>> Start

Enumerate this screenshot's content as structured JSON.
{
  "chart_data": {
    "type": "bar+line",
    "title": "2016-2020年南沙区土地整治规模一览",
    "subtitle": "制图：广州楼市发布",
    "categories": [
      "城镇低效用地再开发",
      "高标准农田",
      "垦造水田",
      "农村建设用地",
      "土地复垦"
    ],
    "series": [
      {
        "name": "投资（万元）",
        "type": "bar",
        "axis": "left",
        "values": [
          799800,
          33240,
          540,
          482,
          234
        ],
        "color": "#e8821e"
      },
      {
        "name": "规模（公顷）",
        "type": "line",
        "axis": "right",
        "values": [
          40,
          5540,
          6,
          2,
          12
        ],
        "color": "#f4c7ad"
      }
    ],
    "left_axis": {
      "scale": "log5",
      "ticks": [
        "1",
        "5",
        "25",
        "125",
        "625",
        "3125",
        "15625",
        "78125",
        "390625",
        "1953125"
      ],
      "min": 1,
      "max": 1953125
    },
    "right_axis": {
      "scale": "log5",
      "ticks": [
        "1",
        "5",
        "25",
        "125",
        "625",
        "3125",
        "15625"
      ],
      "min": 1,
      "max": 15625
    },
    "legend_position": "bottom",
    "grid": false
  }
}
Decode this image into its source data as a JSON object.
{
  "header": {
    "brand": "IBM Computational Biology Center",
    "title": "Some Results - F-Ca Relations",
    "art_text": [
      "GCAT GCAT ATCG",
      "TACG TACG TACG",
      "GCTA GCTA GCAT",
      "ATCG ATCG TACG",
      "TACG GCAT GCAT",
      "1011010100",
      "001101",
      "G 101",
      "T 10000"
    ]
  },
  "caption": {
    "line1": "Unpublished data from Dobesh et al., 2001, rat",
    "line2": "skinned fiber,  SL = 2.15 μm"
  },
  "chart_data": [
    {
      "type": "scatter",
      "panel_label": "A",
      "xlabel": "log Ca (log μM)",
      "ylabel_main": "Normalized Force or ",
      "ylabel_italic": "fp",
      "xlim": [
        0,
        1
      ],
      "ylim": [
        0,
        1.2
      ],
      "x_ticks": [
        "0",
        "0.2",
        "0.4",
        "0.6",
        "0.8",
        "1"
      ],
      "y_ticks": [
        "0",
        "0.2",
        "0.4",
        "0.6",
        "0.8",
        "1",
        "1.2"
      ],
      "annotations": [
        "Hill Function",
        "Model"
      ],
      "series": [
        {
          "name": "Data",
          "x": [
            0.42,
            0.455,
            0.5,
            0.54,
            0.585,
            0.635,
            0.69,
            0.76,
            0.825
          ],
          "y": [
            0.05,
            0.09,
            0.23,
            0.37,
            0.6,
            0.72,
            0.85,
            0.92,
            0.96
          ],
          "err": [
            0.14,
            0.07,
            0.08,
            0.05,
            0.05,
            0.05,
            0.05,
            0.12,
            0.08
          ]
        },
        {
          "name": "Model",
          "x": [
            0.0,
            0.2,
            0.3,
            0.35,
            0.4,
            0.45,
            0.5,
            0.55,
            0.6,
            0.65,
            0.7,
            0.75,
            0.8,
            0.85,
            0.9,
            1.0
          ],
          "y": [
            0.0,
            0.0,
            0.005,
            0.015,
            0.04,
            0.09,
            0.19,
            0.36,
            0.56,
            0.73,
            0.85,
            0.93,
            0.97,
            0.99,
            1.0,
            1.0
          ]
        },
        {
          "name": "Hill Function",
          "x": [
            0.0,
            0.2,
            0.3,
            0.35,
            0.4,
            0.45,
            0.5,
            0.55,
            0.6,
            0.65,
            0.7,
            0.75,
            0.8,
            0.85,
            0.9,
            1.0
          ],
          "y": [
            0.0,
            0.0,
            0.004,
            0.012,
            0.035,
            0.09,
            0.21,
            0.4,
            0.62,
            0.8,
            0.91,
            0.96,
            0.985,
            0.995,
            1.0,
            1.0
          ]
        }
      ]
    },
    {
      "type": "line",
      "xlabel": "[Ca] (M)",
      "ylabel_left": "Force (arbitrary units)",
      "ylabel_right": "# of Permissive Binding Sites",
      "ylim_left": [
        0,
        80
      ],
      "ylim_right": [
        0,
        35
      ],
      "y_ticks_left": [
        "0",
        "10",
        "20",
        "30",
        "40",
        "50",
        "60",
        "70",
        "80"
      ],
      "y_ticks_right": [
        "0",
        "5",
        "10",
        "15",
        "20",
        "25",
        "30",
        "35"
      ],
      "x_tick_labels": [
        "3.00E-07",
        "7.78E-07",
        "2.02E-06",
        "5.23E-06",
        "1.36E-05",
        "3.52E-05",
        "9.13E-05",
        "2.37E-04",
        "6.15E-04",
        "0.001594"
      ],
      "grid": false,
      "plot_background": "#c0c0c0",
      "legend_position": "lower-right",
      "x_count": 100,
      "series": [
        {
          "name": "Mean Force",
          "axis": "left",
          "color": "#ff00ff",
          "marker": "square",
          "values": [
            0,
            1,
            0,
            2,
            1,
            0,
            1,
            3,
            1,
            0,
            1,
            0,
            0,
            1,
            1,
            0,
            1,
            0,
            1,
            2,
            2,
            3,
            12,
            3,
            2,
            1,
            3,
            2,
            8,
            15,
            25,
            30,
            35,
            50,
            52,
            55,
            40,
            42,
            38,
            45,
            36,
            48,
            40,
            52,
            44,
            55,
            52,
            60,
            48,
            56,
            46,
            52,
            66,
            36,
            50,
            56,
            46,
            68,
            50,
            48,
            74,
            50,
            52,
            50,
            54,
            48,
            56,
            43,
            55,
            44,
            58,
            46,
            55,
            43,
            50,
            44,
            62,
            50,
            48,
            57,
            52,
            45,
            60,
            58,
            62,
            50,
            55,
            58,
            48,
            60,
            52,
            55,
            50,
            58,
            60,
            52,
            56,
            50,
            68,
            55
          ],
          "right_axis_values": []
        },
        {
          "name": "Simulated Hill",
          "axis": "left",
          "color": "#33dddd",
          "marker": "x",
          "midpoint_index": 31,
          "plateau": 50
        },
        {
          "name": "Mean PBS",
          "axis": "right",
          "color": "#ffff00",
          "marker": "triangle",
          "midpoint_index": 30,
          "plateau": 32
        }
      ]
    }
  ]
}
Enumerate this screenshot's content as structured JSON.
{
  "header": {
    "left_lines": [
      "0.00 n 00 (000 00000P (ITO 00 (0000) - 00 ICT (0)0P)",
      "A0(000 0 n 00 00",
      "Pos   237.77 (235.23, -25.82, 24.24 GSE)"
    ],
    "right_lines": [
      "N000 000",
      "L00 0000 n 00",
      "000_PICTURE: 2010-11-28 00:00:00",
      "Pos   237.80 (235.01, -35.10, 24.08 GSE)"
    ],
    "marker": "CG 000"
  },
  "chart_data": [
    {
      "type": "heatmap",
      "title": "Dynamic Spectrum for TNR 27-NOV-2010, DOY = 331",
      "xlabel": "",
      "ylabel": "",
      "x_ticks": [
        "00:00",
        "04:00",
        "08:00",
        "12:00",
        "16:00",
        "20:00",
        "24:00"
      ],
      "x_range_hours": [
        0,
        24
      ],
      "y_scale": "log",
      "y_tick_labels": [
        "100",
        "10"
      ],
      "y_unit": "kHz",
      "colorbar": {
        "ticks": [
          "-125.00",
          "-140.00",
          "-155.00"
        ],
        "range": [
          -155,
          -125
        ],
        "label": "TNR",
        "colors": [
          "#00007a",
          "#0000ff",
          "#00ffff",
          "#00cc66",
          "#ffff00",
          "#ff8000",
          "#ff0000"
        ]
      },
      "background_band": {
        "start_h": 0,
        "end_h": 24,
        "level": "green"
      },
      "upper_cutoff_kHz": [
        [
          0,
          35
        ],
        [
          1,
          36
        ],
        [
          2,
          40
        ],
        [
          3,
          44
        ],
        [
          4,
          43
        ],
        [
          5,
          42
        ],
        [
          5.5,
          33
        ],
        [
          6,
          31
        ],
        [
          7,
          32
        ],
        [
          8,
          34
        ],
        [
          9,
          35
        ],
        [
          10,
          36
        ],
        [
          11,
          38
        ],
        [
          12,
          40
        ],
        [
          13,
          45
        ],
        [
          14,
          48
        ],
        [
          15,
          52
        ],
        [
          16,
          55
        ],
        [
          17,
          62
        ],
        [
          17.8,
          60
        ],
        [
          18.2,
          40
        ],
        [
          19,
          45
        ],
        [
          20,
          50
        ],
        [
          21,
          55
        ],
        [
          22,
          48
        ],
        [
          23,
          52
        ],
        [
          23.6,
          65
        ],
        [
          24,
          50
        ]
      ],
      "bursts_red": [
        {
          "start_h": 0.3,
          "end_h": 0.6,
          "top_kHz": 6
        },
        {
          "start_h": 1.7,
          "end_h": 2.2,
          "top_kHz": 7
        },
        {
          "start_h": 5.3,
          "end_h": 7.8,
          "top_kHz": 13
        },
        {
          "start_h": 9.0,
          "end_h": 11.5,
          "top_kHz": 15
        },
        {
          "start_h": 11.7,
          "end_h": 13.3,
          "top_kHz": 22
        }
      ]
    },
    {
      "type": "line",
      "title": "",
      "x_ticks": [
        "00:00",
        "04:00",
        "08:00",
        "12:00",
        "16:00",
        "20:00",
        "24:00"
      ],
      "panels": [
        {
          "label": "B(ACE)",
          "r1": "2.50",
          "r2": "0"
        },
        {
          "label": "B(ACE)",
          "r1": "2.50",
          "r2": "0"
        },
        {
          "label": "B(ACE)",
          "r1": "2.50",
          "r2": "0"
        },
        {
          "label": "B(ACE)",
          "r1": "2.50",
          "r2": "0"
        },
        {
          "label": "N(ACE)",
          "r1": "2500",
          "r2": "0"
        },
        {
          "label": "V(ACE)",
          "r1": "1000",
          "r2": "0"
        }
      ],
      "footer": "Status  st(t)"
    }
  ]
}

>> End

SHORT PROBLEM >>
From the entries above, extract each line containing "Force".

FULL SOLUTION >>
      "ylabel_main": "Normalized Force or ",
      "ylabel_left": "Force (arbitrary units)",
          "name": "Mean Force",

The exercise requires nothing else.